The problem — Copy every line of the records below word for word, leaving none out.

Task material —
◆ ◆ ◆ ◆ ◆

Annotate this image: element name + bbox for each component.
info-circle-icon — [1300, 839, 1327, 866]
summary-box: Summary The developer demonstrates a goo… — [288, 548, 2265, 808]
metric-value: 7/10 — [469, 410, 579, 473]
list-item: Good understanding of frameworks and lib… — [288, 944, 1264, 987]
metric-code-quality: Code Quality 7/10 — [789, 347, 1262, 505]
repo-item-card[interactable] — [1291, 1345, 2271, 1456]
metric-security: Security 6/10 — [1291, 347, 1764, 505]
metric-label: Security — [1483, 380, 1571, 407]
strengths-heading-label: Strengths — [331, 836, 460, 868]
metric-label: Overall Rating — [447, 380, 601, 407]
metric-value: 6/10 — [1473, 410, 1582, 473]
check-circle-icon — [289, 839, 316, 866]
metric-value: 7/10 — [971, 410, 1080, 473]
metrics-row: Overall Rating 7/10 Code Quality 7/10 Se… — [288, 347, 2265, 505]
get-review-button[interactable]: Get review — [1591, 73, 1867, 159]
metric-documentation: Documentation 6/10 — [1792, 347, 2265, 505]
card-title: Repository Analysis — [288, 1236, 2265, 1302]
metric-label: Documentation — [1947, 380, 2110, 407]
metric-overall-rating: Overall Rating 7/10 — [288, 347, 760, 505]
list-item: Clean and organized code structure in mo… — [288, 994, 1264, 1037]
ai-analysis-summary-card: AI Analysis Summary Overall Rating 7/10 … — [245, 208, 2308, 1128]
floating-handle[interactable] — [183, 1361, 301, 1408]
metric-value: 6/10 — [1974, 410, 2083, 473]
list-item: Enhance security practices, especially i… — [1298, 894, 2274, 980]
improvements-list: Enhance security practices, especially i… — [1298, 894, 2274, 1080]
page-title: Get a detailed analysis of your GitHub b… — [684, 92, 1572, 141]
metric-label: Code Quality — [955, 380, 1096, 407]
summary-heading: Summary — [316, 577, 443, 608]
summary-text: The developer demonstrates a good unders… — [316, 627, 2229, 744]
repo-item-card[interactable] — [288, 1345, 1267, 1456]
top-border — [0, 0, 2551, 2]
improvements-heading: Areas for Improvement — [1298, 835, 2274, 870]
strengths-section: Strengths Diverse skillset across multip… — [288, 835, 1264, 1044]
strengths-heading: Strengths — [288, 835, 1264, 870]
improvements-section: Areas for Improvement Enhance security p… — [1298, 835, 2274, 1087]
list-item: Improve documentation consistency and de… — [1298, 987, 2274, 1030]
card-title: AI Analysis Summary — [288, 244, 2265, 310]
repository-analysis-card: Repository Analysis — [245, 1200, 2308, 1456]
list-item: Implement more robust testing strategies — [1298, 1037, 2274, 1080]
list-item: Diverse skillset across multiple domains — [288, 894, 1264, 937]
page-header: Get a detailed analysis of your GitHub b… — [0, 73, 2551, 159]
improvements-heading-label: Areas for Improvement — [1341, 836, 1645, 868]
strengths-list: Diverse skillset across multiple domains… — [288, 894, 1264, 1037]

◆ ◆ ◆ ◆ ◆

Result of this exercise —
Annotate this image: element name + bbox for each component.
info-circle-icon — [1300, 839, 1327, 866]
summary-box: Summary The developer demonstrates a goo… — [288, 548, 2265, 808]
metric-value: 7/10 — [469, 410, 579, 473]
list-item: Good understanding of frameworks and lib… — [288, 944, 1264, 987]
metric-code-quality: Code Quality 7/10 — [789, 347, 1262, 505]
repo-item-card[interactable] — [1291, 1345, 2271, 1456]
metric-security: Security 6/10 — [1291, 347, 1764, 505]
metric-label: Security — [1483, 380, 1571, 407]
strengths-heading-label: Strengths — [331, 836, 460, 868]
metric-label: Overall Rating — [447, 380, 601, 407]
metric-value: 6/10 — [1473, 410, 1582, 473]
check-circle-icon — [289, 839, 316, 866]
metric-value: 7/10 — [971, 410, 1080, 473]
metrics-row: Overall Rating 7/10 Code Quality 7/10 Se… — [288, 347, 2265, 505]
get-review-button[interactable]: Get review — [1591, 73, 1867, 159]
metric-documentation: Documentation 6/10 — [1792, 347, 2265, 505]
card-title: Repository Analysis — [288, 1236, 2265, 1302]
metric-label: Documentation — [1947, 380, 2110, 407]
metric-overall-rating: Overall Rating 7/10 — [288, 347, 760, 505]
list-item: Clean and organized code structure in mo… — [288, 994, 1264, 1037]
ai-analysis-summary-card: AI Analysis Summary Overall Rating 7/10 … — [245, 208, 2308, 1128]
floating-handle[interactable] — [183, 1361, 301, 1408]
metric-value: 6/10 — [1974, 410, 2083, 473]
list-item: Enhance security practices, especially i… — [1298, 894, 2274, 980]
improvements-list: Enhance security practices, especially i… — [1298, 894, 2274, 1080]
page-title: Get a detailed analysis of your GitHub b… — [684, 92, 1572, 141]
metric-label: Code Quality — [955, 380, 1096, 407]
summary-heading: Summary — [316, 577, 443, 608]
summary-text: The developer demonstrates a good unders… — [316, 627, 2229, 744]
repo-item-card[interactable] — [288, 1345, 1267, 1456]
top-border — [0, 0, 2551, 2]
improvements-heading: Areas for Improvement — [1298, 835, 2274, 870]
strengths-section: Strengths Diverse skillset across multip… — [288, 835, 1264, 1044]
strengths-heading: Strengths — [288, 835, 1264, 870]
improvements-section: Areas for Improvement Enhance security p… — [1298, 835, 2274, 1087]
list-item: Improve documentation consistency and de… — [1298, 987, 2274, 1030]
card-title: AI Analysis Summary — [288, 244, 2265, 310]
repository-analysis-card: Repository Analysis — [245, 1200, 2308, 1456]
list-item: Implement more robust testing strategies — [1298, 1037, 2274, 1080]
list-item: Diverse skillset across multiple domains — [288, 894, 1264, 937]
page-header: Get a detailed analysis of your GitHub b… — [0, 73, 2551, 159]
improvements-heading-label: Areas for Improvement — [1341, 836, 1645, 868]
strengths-list: Diverse skillset across multiple domains… — [288, 894, 1264, 1037]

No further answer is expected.